REQUIREMENTS: Every line below that holds the string "Effective" should be copied out.

Start

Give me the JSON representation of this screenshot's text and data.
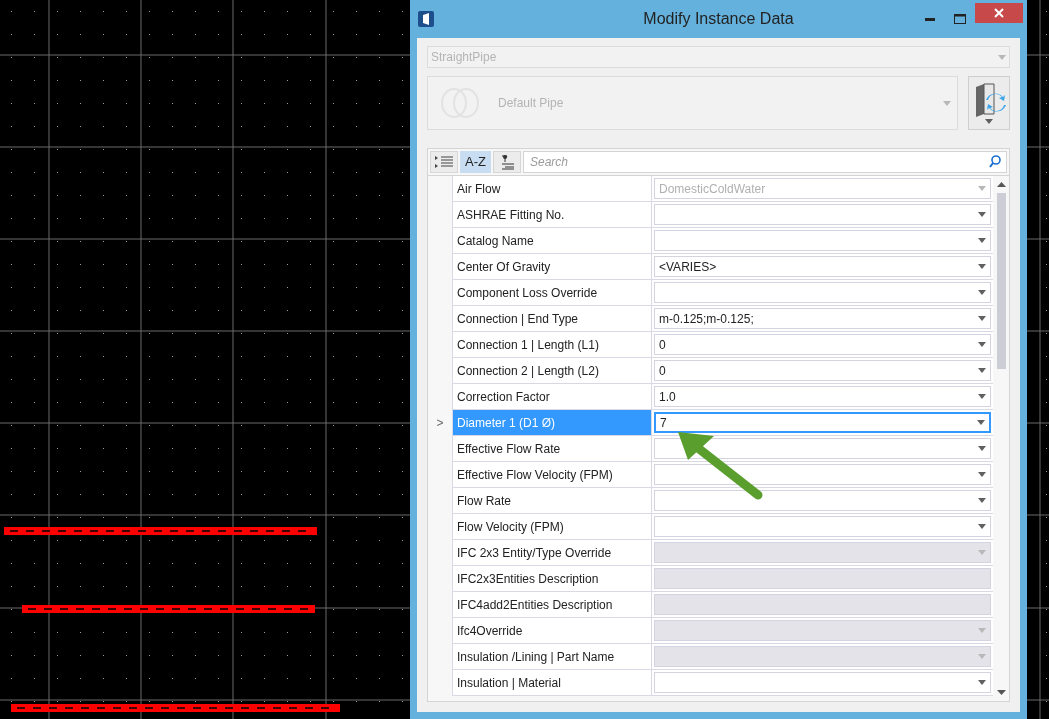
{
  "window": {
    "title": "Modify Instance Data"
  },
  "class_selector": {
    "value": "StraightPipe",
    "disabled": true
  },
  "spec_selector": {
    "value": "Default Pipe",
    "disabled": true
  },
  "toolbar": [
    {
      "kind": "categorized",
      "selected": false
    },
    {
      "kind": "alphabetical",
      "label": "A-Z",
      "selected": true
    },
    {
      "kind": "filter",
      "selected": false
    }
  ],
  "search": {
    "placeholder": "Search"
  },
  "properties": [
    {
      "name": "Air Flow",
      "value": "DomesticColdWater",
      "kind": "dropdown",
      "readonly": true,
      "disabled": false,
      "selected": false
    },
    {
      "name": "ASHRAE Fitting No.",
      "kind": "dropdown",
      "disabled": false,
      "selected": false
    },
    {
      "name": "Catalog Name",
      "kind": "dropdown",
      "disabled": false,
      "selected": false
    },
    {
      "name": "Center Of Gravity",
      "value": "<VARIES>",
      "kind": "dropdown",
      "disabled": false,
      "selected": false
    },
    {
      "name": "Component Loss Override",
      "kind": "dropdown",
      "disabled": false,
      "selected": false
    },
    {
      "name": "Connection | End Type",
      "value": "m-0.125;m-0.125;",
      "kind": "dropdown",
      "disabled": false,
      "selected": false
    },
    {
      "name": "Connection 1 | Length (L1)",
      "value": "0",
      "kind": "dropdown",
      "disabled": false,
      "selected": false
    },
    {
      "name": "Connection 2 | Length (L2)",
      "value": "0",
      "kind": "dropdown",
      "disabled": false,
      "selected": false
    },
    {
      "name": "Correction Factor",
      "value": "1.0",
      "kind": "dropdown",
      "disabled": false,
      "selected": false
    },
    {
      "name": "Diameter 1 (D1 Ø)",
      "value": "7",
      "kind": "dropdown",
      "disabled": false,
      "selected": true
    },
    {
      "name": "Effective Flow Rate",
      "kind": "dropdown",
      "disabled": false,
      "selected": false
    },
    {
      "name": "Effective Flow Velocity (FPM)",
      "kind": "dropdown",
      "disabled": false,
      "selected": false
    },
    {
      "name": "Flow Rate",
      "kind": "dropdown",
      "disabled": false,
      "selected": false
    },
    {
      "name": "Flow Velocity (FPM)",
      "kind": "dropdown",
      "disabled": false,
      "selected": false
    },
    {
      "name": "IFC 2x3 Entity/Type Override",
      "kind": "dropdown",
      "disabled": true,
      "selected": false
    },
    {
      "name": "IFC2x3Entities Description",
      "kind": "text",
      "disabled": true,
      "selected": false
    },
    {
      "name": "IFC4add2Entities Description",
      "kind": "text",
      "disabled": true,
      "selected": false
    },
    {
      "name": "Ifc4Override",
      "kind": "dropdown",
      "disabled": true,
      "selected": false
    },
    {
      "name": "Insulation /Lining | Part Name",
      "kind": "dropdown",
      "disabled": true,
      "selected": false
    },
    {
      "name": "Insulation | Material",
      "kind": "dropdown",
      "disabled": false,
      "selected": false
    }
  ],
  "selected_marker": ">"
}
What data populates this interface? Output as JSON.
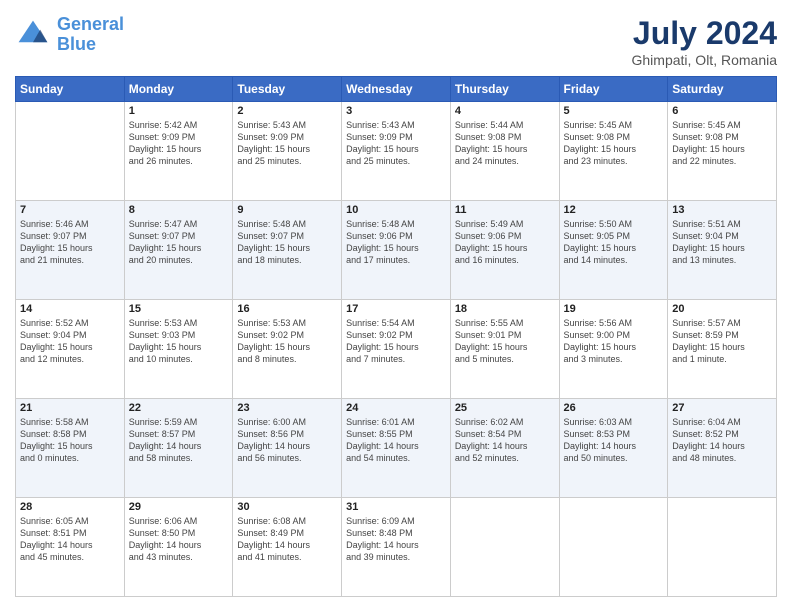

End

ANSWER FOR THE TASK:
      "name": "Effective Flow Rate",
      "name": "Effective Flow Velocity (FPM)",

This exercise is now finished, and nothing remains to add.